• _Required work_: Each line containing the word "Level" needs to be copied.

================

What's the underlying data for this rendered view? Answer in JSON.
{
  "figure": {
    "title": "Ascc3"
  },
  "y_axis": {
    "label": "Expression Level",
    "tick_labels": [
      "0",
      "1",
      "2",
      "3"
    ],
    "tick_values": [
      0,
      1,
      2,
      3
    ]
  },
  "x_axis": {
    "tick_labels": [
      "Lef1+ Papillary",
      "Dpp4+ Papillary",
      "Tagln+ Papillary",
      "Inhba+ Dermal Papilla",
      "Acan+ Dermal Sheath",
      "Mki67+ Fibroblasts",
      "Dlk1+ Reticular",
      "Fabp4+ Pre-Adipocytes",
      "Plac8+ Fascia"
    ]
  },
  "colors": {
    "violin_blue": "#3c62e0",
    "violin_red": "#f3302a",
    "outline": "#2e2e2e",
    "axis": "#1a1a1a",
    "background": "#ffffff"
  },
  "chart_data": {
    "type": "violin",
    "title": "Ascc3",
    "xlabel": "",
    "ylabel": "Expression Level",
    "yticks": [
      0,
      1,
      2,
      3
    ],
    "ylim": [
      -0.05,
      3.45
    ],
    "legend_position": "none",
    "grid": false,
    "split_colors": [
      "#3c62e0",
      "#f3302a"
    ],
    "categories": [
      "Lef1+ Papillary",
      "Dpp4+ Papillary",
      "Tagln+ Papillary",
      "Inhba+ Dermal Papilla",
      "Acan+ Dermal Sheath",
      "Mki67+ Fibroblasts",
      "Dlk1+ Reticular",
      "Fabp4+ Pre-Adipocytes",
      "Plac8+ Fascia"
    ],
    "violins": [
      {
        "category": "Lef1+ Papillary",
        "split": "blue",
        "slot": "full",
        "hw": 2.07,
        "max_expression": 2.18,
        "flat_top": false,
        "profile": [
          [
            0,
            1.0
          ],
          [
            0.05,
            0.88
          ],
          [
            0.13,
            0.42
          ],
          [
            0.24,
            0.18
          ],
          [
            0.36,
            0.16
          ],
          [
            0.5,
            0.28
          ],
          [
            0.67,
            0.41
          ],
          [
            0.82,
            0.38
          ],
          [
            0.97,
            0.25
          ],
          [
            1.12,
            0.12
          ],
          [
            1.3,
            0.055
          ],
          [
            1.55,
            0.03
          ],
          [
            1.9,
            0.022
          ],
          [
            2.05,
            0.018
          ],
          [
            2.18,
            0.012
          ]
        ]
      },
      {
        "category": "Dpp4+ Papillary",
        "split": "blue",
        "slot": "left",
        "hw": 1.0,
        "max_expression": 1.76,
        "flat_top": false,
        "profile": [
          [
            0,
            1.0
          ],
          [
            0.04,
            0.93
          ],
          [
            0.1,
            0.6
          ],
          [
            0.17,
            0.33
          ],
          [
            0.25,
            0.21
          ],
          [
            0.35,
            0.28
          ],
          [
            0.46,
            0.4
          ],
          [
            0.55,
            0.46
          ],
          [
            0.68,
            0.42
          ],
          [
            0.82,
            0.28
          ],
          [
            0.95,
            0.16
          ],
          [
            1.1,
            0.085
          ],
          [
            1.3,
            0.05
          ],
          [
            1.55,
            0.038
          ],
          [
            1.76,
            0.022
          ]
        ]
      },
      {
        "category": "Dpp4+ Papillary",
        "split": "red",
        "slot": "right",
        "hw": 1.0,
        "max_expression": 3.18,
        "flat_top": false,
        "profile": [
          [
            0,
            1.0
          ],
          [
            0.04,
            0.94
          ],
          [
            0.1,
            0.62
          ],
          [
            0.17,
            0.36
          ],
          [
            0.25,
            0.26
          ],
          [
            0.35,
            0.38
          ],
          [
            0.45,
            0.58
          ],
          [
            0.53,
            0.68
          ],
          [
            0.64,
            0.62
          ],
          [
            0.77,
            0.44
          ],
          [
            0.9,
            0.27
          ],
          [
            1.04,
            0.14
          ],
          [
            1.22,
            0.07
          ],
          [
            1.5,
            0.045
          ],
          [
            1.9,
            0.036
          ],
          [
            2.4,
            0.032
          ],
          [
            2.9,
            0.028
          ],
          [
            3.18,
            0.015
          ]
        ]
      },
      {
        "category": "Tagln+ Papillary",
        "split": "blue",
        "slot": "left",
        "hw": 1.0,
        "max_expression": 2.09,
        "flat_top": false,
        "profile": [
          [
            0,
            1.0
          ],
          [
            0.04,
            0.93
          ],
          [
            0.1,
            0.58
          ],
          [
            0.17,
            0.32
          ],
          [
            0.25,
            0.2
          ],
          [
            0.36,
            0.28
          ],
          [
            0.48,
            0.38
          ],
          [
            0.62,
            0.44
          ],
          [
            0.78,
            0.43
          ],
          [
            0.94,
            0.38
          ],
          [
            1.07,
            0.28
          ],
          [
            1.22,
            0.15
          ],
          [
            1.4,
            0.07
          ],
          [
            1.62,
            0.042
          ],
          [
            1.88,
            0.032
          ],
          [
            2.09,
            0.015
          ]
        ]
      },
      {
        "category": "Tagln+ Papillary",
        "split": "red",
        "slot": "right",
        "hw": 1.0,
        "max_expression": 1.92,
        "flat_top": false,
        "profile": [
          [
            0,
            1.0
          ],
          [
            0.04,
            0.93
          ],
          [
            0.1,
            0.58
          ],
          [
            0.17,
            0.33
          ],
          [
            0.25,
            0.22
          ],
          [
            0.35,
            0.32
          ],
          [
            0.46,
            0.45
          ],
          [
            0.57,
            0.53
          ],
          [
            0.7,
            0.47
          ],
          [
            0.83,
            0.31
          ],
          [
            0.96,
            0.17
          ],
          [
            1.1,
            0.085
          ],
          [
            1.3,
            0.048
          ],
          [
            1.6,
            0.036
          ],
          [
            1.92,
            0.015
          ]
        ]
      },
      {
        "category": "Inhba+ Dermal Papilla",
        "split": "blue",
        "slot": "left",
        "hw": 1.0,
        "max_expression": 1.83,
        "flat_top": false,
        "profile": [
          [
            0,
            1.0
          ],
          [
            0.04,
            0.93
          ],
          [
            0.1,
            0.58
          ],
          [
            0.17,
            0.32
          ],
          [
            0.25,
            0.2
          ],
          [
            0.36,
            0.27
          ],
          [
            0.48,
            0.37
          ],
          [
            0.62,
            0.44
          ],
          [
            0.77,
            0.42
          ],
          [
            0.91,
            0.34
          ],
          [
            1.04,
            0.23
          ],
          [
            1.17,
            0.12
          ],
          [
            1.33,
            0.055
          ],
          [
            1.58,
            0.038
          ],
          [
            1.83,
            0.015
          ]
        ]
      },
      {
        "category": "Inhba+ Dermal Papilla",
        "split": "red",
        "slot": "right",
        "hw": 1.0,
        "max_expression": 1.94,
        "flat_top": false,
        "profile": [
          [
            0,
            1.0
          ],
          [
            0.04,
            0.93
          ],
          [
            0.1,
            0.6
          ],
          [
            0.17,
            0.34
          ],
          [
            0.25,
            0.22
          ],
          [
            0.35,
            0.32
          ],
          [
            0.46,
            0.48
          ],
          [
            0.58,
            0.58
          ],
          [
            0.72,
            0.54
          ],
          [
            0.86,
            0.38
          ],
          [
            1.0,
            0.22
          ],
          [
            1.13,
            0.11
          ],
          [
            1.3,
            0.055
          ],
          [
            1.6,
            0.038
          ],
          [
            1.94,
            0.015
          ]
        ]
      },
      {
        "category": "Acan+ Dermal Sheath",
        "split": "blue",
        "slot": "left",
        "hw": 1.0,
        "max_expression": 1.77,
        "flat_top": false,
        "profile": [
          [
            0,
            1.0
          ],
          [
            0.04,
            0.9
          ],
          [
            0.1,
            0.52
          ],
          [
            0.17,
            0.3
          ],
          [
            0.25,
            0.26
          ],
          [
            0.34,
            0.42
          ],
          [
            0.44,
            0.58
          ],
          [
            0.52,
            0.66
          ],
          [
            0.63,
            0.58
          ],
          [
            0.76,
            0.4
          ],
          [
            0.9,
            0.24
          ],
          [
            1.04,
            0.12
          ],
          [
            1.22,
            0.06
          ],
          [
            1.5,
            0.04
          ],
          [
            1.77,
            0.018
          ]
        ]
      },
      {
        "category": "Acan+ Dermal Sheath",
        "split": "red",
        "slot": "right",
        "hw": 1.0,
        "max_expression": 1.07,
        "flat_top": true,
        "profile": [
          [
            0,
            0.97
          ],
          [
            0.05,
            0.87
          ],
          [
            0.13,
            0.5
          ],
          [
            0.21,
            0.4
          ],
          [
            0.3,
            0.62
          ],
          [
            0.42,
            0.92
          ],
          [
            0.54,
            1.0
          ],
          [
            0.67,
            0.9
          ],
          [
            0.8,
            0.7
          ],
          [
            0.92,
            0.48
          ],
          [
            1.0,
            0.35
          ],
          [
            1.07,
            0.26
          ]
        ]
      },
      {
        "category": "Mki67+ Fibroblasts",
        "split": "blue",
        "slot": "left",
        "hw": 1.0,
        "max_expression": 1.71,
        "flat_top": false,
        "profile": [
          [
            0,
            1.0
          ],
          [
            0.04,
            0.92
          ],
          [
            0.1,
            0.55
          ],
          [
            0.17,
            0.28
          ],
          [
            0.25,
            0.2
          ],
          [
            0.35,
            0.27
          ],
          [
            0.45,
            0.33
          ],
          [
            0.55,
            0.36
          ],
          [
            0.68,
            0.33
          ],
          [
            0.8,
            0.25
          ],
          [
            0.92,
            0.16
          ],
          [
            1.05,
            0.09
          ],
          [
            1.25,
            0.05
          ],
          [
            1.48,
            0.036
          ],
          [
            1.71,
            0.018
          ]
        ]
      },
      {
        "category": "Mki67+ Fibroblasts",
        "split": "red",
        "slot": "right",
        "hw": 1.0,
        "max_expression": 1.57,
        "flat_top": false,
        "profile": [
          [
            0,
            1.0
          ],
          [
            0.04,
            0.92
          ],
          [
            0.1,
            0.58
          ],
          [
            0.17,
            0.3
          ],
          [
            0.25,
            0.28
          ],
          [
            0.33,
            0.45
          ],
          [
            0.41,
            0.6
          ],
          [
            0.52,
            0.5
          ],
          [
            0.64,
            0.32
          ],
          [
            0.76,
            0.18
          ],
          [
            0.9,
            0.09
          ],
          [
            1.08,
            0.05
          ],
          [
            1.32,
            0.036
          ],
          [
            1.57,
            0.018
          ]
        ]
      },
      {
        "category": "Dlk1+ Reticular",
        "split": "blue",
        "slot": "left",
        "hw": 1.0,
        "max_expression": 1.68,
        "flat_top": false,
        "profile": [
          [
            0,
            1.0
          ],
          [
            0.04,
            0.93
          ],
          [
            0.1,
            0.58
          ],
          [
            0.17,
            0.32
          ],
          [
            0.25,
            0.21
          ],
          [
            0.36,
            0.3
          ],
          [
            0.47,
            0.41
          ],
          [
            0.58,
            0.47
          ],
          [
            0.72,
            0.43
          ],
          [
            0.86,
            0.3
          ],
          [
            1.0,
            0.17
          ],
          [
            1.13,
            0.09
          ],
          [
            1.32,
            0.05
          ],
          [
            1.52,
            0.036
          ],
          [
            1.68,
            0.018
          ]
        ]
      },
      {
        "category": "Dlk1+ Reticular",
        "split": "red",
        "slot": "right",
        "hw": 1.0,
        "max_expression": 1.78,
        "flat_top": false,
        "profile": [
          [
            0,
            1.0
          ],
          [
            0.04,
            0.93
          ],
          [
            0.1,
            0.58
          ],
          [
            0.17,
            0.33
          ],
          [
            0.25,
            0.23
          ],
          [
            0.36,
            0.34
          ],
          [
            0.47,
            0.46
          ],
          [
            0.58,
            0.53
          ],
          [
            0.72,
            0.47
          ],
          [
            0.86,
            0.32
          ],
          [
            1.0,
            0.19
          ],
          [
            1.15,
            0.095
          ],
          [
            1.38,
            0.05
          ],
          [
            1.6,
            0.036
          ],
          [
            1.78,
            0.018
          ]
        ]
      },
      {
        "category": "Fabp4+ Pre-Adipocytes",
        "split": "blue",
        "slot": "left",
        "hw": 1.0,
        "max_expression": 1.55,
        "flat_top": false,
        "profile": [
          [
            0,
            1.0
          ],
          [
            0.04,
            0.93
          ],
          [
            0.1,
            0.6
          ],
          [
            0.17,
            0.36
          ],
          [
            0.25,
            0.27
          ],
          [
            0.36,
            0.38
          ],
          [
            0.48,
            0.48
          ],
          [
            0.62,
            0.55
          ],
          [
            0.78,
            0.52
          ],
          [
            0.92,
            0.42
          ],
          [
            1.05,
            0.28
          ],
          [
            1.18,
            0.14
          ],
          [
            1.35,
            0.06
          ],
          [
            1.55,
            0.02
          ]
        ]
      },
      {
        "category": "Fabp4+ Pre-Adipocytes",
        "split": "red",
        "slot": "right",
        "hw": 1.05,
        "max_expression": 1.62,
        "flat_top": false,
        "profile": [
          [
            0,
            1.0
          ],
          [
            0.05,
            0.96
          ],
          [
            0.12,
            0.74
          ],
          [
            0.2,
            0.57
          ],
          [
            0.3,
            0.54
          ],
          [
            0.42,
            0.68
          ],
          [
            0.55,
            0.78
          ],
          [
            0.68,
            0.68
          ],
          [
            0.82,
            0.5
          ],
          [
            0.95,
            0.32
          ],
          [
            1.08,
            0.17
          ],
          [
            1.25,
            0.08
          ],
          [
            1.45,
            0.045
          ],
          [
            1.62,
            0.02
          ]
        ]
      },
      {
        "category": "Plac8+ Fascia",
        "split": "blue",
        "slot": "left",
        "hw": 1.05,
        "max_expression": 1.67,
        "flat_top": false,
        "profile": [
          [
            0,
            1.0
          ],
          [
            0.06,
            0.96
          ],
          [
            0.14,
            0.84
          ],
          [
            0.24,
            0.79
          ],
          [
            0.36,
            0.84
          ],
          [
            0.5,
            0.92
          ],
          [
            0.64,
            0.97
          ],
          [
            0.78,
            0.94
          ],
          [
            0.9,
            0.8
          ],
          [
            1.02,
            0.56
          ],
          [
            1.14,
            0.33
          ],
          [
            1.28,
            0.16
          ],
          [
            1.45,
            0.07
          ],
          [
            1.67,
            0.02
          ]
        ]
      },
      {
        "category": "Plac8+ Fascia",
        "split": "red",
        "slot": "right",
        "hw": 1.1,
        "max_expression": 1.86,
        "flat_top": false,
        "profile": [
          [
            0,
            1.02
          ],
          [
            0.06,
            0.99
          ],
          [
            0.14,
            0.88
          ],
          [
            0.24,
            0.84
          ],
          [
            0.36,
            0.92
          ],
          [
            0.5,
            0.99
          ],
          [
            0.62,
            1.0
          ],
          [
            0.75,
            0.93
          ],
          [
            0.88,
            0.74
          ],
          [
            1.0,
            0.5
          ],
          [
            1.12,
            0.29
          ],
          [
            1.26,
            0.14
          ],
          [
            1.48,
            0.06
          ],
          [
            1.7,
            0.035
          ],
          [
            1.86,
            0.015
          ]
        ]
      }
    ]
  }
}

================

• _Task solution_:
    "label": "Expression Level",
    "ylabel": "Expression Level",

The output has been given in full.